Collected data entries
╔══

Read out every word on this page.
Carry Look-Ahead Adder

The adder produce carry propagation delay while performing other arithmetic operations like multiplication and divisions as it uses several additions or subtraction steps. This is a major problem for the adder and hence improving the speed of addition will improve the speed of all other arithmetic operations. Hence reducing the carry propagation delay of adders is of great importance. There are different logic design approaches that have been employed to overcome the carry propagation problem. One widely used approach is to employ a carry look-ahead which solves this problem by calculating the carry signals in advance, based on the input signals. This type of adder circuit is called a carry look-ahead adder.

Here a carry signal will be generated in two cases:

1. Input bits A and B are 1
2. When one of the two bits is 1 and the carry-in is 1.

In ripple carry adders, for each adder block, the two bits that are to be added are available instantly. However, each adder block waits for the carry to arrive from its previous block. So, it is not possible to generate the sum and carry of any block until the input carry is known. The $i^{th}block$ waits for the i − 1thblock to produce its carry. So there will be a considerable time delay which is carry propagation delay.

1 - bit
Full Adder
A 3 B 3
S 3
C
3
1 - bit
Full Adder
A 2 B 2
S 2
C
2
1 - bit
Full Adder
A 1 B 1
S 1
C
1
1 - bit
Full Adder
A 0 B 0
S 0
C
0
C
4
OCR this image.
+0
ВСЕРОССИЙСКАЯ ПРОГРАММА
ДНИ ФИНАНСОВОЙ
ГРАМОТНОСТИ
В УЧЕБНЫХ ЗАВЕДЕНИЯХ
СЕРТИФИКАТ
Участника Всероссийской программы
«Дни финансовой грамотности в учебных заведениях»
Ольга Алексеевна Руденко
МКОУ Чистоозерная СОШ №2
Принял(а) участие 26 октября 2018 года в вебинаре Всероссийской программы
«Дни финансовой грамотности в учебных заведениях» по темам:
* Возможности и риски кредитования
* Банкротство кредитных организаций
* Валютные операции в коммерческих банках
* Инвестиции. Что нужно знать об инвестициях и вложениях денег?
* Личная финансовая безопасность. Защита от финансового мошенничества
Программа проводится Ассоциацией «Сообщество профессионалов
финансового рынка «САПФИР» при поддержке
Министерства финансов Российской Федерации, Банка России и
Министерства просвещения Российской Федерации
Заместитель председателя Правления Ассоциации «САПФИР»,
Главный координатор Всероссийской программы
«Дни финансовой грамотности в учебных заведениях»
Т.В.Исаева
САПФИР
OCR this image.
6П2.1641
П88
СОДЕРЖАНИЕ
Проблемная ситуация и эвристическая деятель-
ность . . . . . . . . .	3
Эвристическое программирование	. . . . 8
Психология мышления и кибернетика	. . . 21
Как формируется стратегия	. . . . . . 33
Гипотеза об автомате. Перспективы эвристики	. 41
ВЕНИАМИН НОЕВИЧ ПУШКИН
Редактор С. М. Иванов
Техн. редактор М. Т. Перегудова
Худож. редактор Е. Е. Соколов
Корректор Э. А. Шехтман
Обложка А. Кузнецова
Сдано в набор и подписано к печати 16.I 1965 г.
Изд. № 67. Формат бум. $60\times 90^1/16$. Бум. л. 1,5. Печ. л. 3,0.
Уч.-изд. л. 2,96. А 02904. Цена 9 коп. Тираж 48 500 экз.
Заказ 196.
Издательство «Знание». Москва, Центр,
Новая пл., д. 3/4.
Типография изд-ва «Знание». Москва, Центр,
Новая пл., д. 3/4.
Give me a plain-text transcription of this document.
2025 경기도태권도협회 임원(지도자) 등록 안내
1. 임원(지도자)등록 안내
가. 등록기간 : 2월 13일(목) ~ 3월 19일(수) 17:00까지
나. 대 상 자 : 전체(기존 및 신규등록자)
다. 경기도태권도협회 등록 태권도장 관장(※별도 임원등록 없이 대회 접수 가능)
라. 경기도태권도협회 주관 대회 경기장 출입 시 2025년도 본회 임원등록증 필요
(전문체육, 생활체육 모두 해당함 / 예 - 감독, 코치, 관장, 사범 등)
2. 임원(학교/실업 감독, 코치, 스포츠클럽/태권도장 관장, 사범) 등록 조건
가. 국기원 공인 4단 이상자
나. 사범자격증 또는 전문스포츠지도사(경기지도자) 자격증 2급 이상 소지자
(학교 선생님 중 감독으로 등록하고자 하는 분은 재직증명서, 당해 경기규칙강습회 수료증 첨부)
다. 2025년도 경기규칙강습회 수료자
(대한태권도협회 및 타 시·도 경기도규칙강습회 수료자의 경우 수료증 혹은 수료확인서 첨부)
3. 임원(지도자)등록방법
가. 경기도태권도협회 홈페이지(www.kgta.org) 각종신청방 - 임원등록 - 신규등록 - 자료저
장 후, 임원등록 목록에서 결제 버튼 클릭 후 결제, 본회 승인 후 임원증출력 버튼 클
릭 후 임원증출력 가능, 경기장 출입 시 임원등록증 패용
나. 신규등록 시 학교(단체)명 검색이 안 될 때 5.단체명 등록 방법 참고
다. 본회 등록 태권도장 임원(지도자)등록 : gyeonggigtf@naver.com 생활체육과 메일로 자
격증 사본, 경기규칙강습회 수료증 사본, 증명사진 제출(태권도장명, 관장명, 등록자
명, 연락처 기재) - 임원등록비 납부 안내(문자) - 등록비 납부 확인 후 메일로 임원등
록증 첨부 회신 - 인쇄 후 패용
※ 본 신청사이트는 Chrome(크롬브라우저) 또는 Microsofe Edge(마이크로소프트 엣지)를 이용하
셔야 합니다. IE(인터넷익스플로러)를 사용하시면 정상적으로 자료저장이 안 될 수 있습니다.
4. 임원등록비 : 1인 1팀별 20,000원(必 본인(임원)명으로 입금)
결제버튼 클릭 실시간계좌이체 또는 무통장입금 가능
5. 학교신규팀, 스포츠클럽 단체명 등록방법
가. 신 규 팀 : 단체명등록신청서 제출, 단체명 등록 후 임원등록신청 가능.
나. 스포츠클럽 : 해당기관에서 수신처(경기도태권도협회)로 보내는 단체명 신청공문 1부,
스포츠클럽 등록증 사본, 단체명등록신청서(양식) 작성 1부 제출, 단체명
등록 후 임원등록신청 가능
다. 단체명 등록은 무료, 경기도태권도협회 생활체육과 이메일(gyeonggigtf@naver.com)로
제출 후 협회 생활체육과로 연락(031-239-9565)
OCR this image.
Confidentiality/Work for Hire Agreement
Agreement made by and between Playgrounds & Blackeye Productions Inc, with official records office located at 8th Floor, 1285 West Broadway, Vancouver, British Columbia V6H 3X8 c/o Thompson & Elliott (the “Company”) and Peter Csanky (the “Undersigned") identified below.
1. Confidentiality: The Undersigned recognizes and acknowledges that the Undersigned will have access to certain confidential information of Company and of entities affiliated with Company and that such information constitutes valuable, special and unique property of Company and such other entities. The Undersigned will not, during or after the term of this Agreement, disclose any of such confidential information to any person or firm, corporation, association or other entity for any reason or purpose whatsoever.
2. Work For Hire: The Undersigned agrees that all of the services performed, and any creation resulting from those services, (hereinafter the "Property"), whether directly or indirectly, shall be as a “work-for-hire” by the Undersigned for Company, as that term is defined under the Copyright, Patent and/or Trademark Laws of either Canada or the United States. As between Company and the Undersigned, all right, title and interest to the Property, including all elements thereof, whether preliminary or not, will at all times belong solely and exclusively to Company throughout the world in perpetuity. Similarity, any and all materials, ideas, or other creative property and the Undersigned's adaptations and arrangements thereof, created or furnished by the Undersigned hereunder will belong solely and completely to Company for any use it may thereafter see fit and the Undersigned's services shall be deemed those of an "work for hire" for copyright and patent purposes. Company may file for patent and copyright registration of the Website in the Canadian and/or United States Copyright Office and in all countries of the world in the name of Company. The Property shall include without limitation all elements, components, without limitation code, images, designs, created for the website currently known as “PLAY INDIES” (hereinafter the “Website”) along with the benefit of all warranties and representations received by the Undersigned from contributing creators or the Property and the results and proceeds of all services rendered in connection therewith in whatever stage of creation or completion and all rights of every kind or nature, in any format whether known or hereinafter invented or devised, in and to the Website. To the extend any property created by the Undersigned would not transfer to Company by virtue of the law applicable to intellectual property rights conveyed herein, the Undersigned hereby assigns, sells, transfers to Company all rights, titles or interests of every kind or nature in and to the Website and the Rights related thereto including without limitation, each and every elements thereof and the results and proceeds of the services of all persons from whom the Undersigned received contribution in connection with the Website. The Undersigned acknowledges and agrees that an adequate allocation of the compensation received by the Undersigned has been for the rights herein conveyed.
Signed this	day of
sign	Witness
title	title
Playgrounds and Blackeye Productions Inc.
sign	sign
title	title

╚══

#### Task statement
Pull out every line containing "САПФИР".

#### Solution to this exercise
финансового рынка «САПФИР» при поддержке
Заместитель председателя Правления Ассоциации «САПФИР»,
САПФИР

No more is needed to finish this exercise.